*TASK*
In the entries below, find the lines that contain the word "Documentation" and copy them.

= = = =

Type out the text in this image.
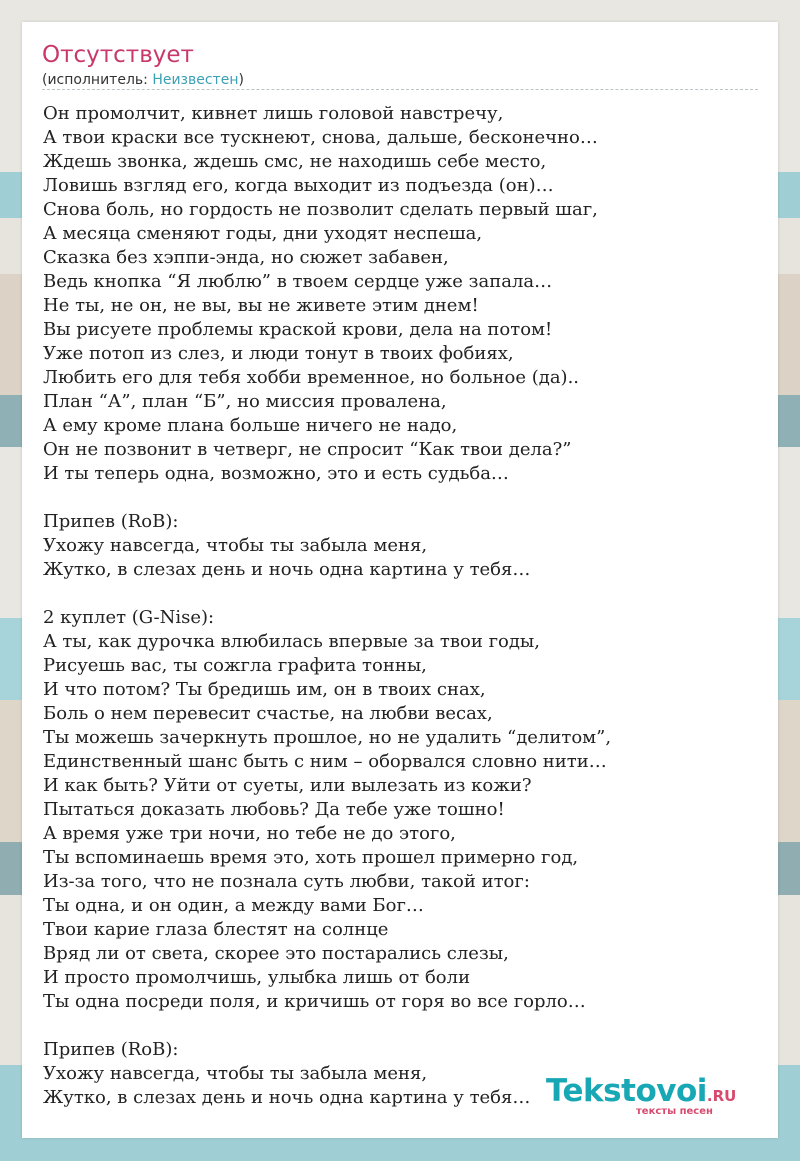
Отсутствует
(исполнитель: Неизвестен)
Он промолчит, кивнет лишь головой навстречу,
А твои краски все тускнеют, снова, дальше, бесконечно…
Ждешь звонка, ждешь смс, не находишь себе место,
Ловишь взгляд его, когда выходит из подъезда (он)…
Снова боль, но гордость не позволит сделать первый шаг,
А месяца сменяют годы, дни уходят неспеша,
Сказка без хэппи-энда, но сюжет забавен,
Ведь кнопка “Я люблю” в твоем сердце уже запала…
Не ты, не он, не вы, вы не живете этим днем!
Вы рисуете проблемы краской крови, дела на потом!
Уже потоп из слез, и люди тонут в твоих фобиях,
Любить его для тебя хобби временное, но больное (да)..
План “А”, план “Б”, но миссия провалена,
А ему кроме плана больше ничего не надо,
Он не позвонит в четверг, не спросит “Как твои дела?”
И ты теперь одна, возможно, это и есть судьба…
Припев (RoB):
Ухожу навсегда, чтобы ты забыла меня,
Жутко, в слезах день и ночь одна картина у тебя…
2 куплет (G-Nise):
А ты, как дурочка влюбилась впервые за твои годы,
Рисуешь вас, ты сожгла графита тонны,
И что потом? Ты бредишь им, он в твоих снах,
Боль о нем перевесит счастье, на любви весах,
Ты можешь зачеркнуть прошлое, но не удалить “делитом”,
Единственный шанс быть с ним – оборвался словно нити…
И как быть? Уйти от суеты, или вылезать из кожи?
Пытаться доказать любовь? Да тебе уже тошно!
А время уже три ночи, но тебе не до этого,
Ты вспоминаешь время это, хоть прошел примерно год,
Из-за того, что не познала суть любви, такой итог:
Ты одна, и он один, а между вами Бог…
Твои карие глаза блестят на солнце
Вряд ли от света, скорее это постарались слезы,
И просто промолчишь, улыбка лишь от боли
Ты одна посреди поля, и кричишь от горя во все горло…
Припев (RoB):
Ухожу навсегда, чтобы ты забыла меня,
Жутко, в слезах день и ночь одна картина у тебя… Tekstovoi.RU
тексты песен
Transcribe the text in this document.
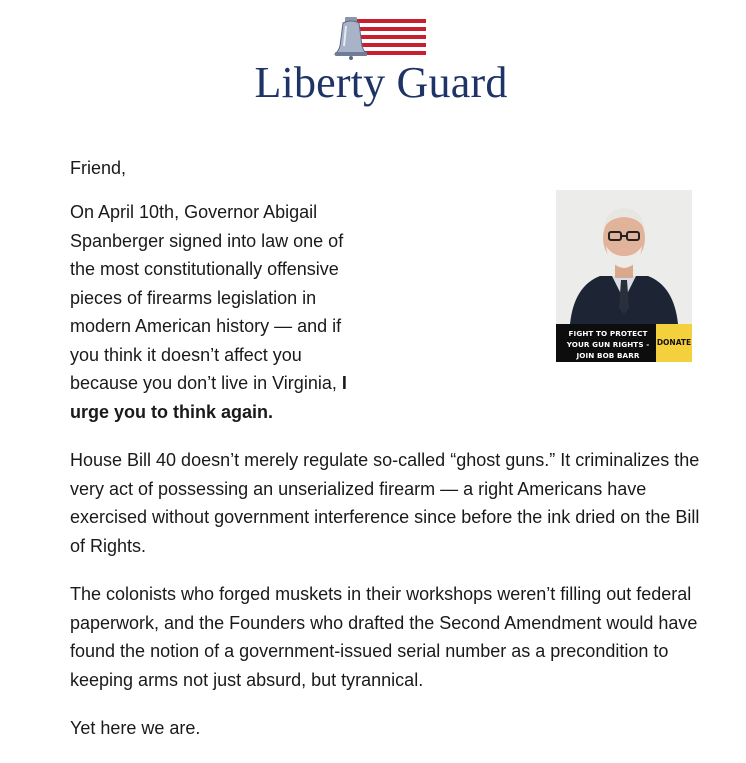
Liberty Guard

Friend,

On April 10th, Governor Abigail Spanberger signed into law one of the most constitutionally offensive pieces of firearms legislation in modern American history — and if you think it doesn’t affect you because you don’t live in Virginia, I urge you to think again.

House Bill 40 doesn’t merely regulate so-called “ghost guns.” It criminalizes the very act of possessing an unserialized firearm — a right Americans have exercised without government interference since before the ink dried on the Bill of Rights.

The colonists who forged muskets in their workshops weren’t filling out federal paperwork, and the Founders who drafted the Second Amendment would have found the notion of a government-issued serial number as a precondition to keeping arms not just absurd, but tyrannical.

Yet here we are.

FIGHT TO PROTECT YOUR GUN RIGHTS - JOIN BOB BARR
DONATE
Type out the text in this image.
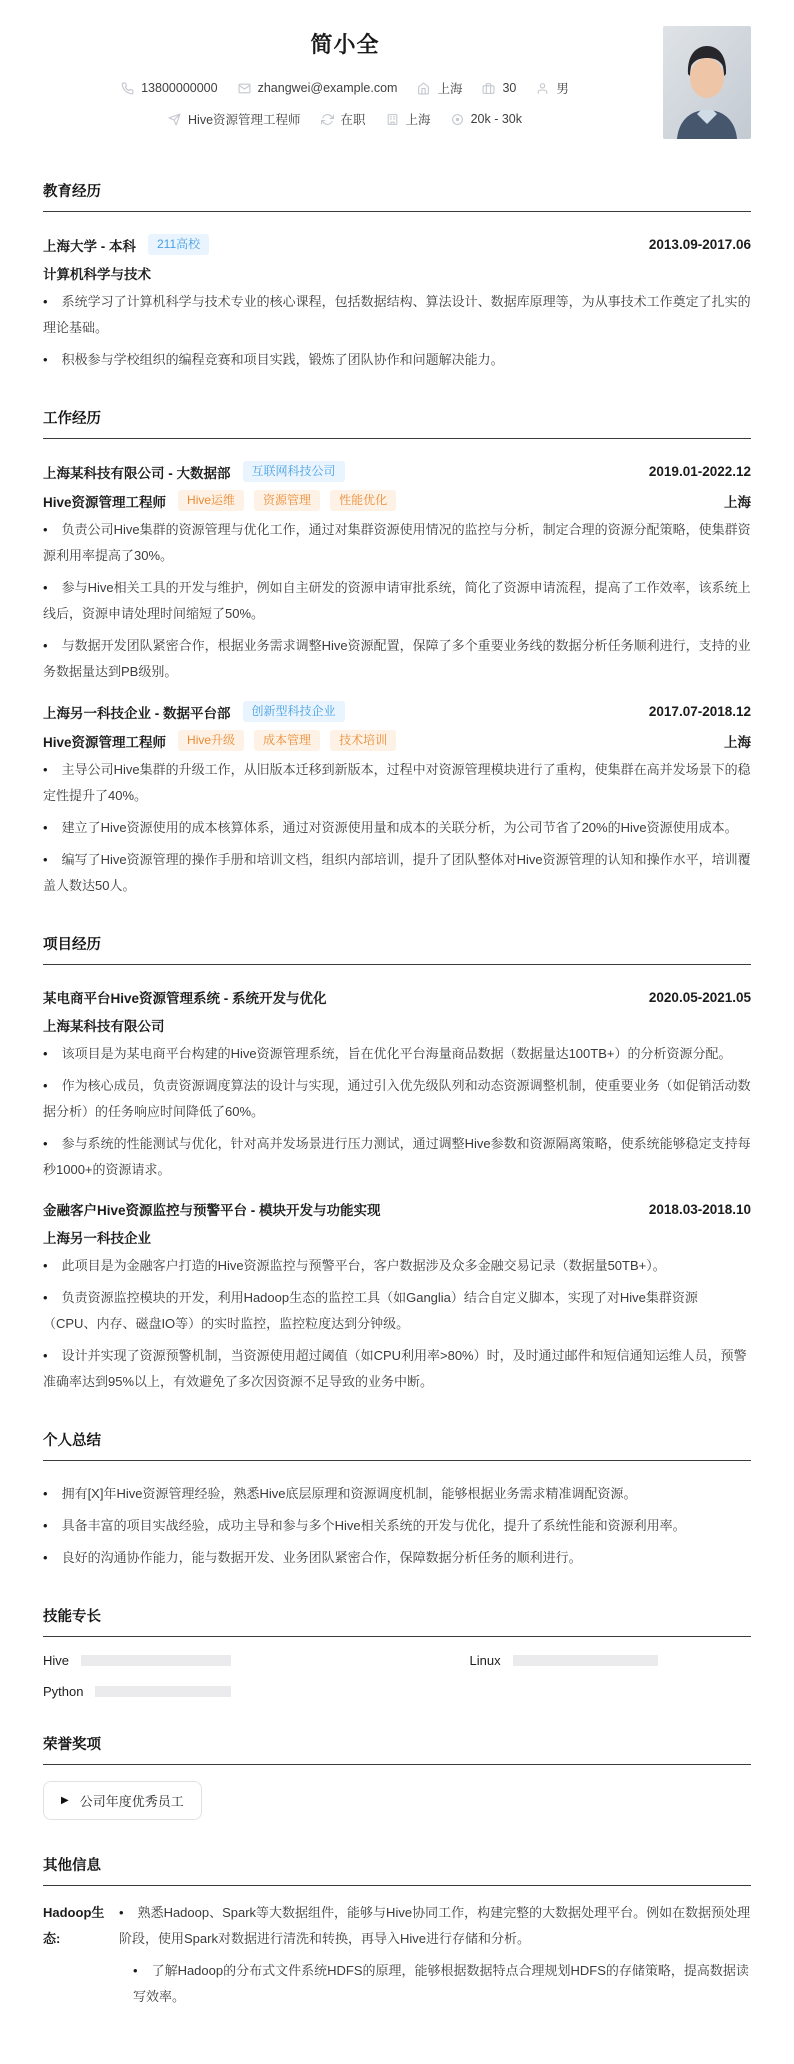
简小全
13800000000	zhangwei@example.com	上海	30	男
Hive资源管理工程师	在职	上海	20k - 30k
教育经历
上海大学 - 本科	211高校	2013.09-2017.06
计算机科学与技术
• 系统学习了计算机科学与技术专业的核心课程，包括数据结构、算法设计、数据库原理等，为从事技术工作奠定了扎实的理论基础。
• 积极参与学校组织的编程竞赛和项目实践，锻炼了团队协作和问题解决能力。
工作经历
上海某科技有限公司 - 大数据部	互联网科技公司	2019.01-2022.12
Hive资源管理工程师	Hive运维	资源管理	性能优化	上海
• 负责公司Hive集群的资源管理与优化工作，通过对集群资源使用情况的监控与分析，制定合理的资源分配策略，使集群资源利用率提高了30%。
• 参与Hive相关工具的开发与维护，例如自主研发的资源申请审批系统，简化了资源申请流程，提高了工作效率，该系统上线后，资源申请处理时间缩短了50%。
• 与数据开发团队紧密合作，根据业务需求调整Hive资源配置，保障了多个重要业务线的数据分析任务顺利进行，支持的业务数据量达到PB级别。
上海另一科技企业 - 数据平台部	创新型科技企业	2017.07-2018.12
Hive资源管理工程师	Hive升级	成本管理	技术培训	上海
• 主导公司Hive集群的升级工作，从旧版本迁移到新版本，过程中对资源管理模块进行了重构，使集群在高并发场景下的稳定性提升了40%。
• 建立了Hive资源使用的成本核算体系，通过对资源使用量和成本的关联分析，为公司节省了20%的Hive资源使用成本。
• 编写了Hive资源管理的操作手册和培训文档，组织内部培训，提升了团队整体对Hive资源管理的认知和操作水平，培训覆盖人数达50人。
项目经历
某电商平台Hive资源管理系统 - 系统开发与优化	2020.05-2021.05
上海某科技有限公司
• 该项目是为某电商平台构建的Hive资源管理系统，旨在优化平台海量商品数据（数据量达100TB+）的分析资源分配。
• 作为核心成员，负责资源调度算法的设计与实现，通过引入优先级队列和动态资源调整机制，使重要业务（如促销活动数据分析）的任务响应时间降低了60%。
• 参与系统的性能测试与优化，针对高并发场景进行压力测试，通过调整Hive参数和资源隔离策略，使系统能够稳定支持每秒1000+的资源请求。
金融客户Hive资源监控与预警平台 - 模块开发与功能实现	2018.03-2018.10
上海另一科技企业
• 此项目是为金融客户打造的Hive资源监控与预警平台，客户数据涉及众多金融交易记录（数据量50TB+）。
• 负责资源监控模块的开发，利用Hadoop生态的监控工具（如Ganglia）结合自定义脚本，实现了对Hive集群资源（CPU、内存、磁盘IO等）的实时监控，监控粒度达到分钟级。
• 设计并实现了资源预警机制，当资源使用超过阈值（如CPU利用率>80%）时，及时通过邮件和短信通知运维人员，预警准确率达到95%以上，有效避免了多次因资源不足导致的业务中断。
个人总结
• 拥有[X]年Hive资源管理经验，熟悉Hive底层原理和资源调度机制，能够根据业务需求精准调配资源。
• 具备丰富的项目实战经验，成功主导和参与多个Hive相关系统的开发与优化，提升了系统性能和资源利用率。
• 良好的沟通协作能力，能与数据开发、业务团队紧密合作，保障数据分析任务的顺利进行。
技能专长
Hive	Linux
Python
荣誉奖项
▶ 公司年度优秀员工
其他信息
Hadoop生态:
• 熟悉Hadoop、Spark等大数据组件，能够与Hive协同工作，构建完整的大数据处理平台。例如在数据预处理阶段，使用Spark对数据进行清洗和转换，再导入Hive进行存储和分析。
• 了解Hadoop的分布式文件系统HDFS的原理，能够根据数据特点合理规划HDFS的存储策略，提高数据读写效率。
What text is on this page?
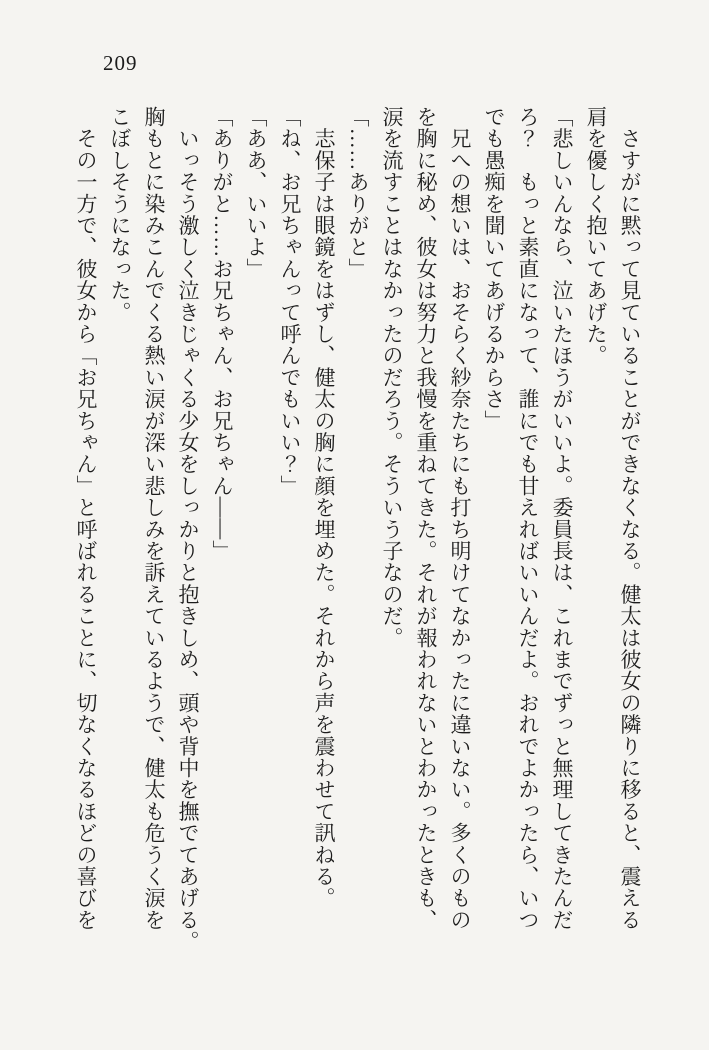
209

　さすがに黙って見ていることができなくなる。健太は彼女の隣りに移ると、震える

肩を優しく抱いてあげた。

「悲しいんなら、泣いたほうがいいよ。委員長は、これまでずっと無理してきたんだ

ろ？　もっと素直になって、誰にでも甘えればいいんだよ。おれでよかったら、いつ

でも愚痴を聞いてあげるからさ」

　兄への想いは、おそらく紗奈たちにも打ち明けてなかったに違いない。多くのもの

を胸に秘め、彼女は努力と我慢を重ねてきた。それが報われないとわかったときも、

涙を流すことはなかったのだろう。そういう子なのだ。

「……ありがと」

　志保子は眼鏡をはずし、健太の胸に顔を埋めた。それから声を震わせて訊ねる。

「ね、お兄ちゃんって呼んでもいい？」

「ああ、いいよ」

「ありがと……お兄ちゃん、お兄ちゃん――」

　いっそう激しく泣きじゃくる少女をしっかりと抱きしめ、頭や背中を撫でてあげる。

胸もとに染みこんでくる熱い涙が深い悲しみを訴えているようで、健太も危うく涙を

こぼしそうになった。

　その一方で、彼女から「お兄ちゃん」と呼ばれることに、切なくなるほどの喜びを
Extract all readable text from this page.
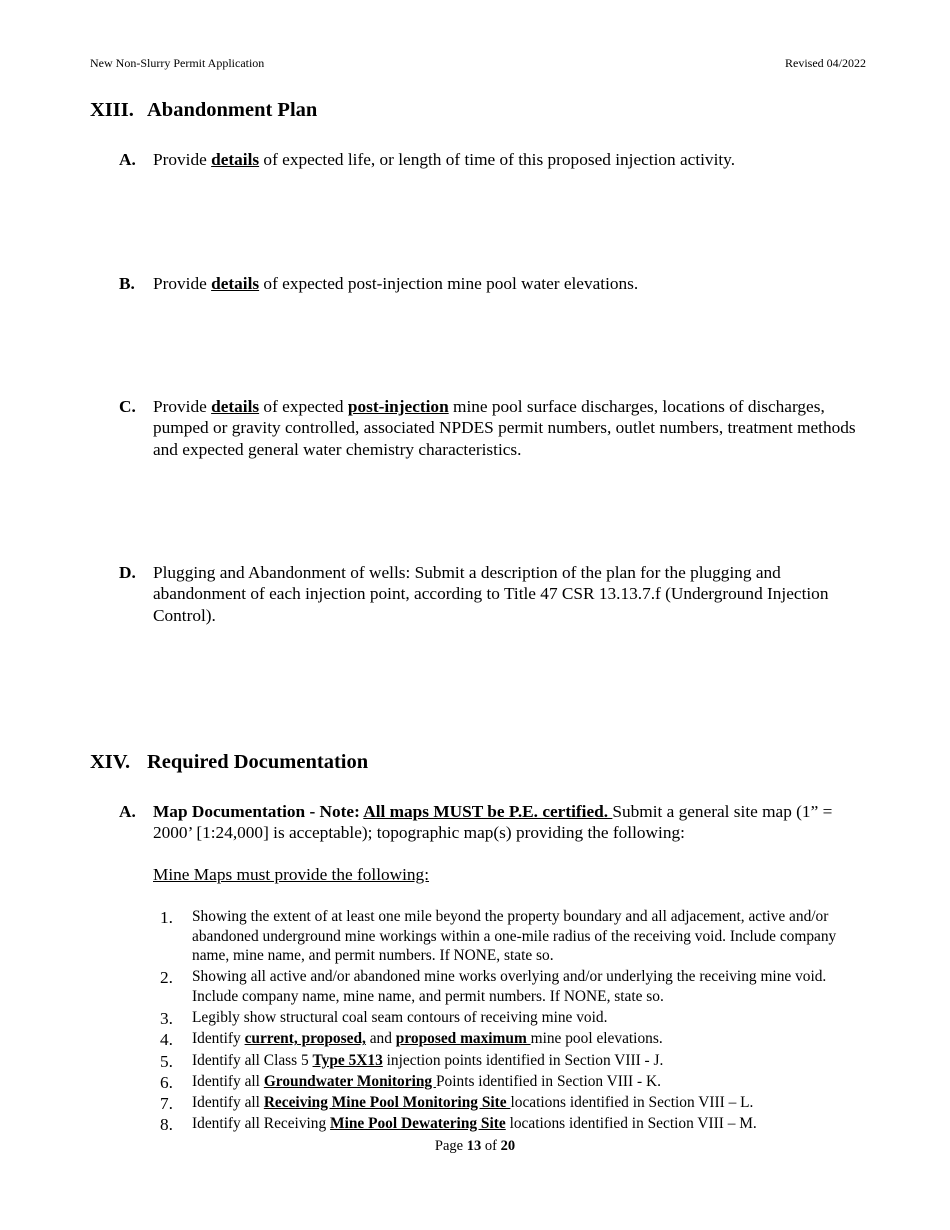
New Non-Slurry Permit Application	Revised 04/2022
XIII. Abandonment Plan
A. Provide details of expected life, or length of time of this proposed injection activity.
B. Provide details of expected post-injection mine pool water elevations.
C. Provide details of expected post-injection mine pool surface discharges, locations of discharges, pumped or gravity controlled, associated NPDES permit numbers, outlet numbers, treatment methods and expected general water chemistry characteristics.
D. Plugging and Abandonment of wells: Submit a description of the plan for the plugging and abandonment of each injection point, according to Title 47 CSR 13.13.7.f (Underground Injection Control).
XIV. Required Documentation
A. Map Documentation - Note: All maps MUST be P.E. certified. Submit a general site map (1” = 2000’ [1:24,000] is acceptable); topographic map(s) providing the following:
Mine Maps must provide the following:
1. Showing the extent of at least one mile beyond the property boundary and all adjacement, active and/or abandoned underground mine workings within a one-mile radius of the receiving void. Include company name, mine name, and permit numbers. If NONE, state so.
2. Showing all active and/or abandoned mine works overlying and/or underlying the receiving mine void. Include company name, mine name, and permit numbers. If NONE, state so.
3. Legibly show structural coal seam contours of receiving mine void.
4. Identify current, proposed, and proposed maximum mine pool elevations.
5. Identify all Class 5 Type 5X13 injection points identified in Section VIII - J.
6. Identify all Groundwater Monitoring Points identified in Section VIII - K.
7. Identify all Receiving Mine Pool Monitoring Site locations identified in Section VIII – L.
8. Identify all Receiving Mine Pool Dewatering Site locations identified in Section VIII – M.
Page 13 of 20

= = = =

*TASK RESULT*
XIV. Required Documentation
A. Map Documentation - Note: All maps MUST be P.E. certified. Submit a general site map (1” = 2000’ [1:24,000] is acceptable); topographic map(s) providing the following:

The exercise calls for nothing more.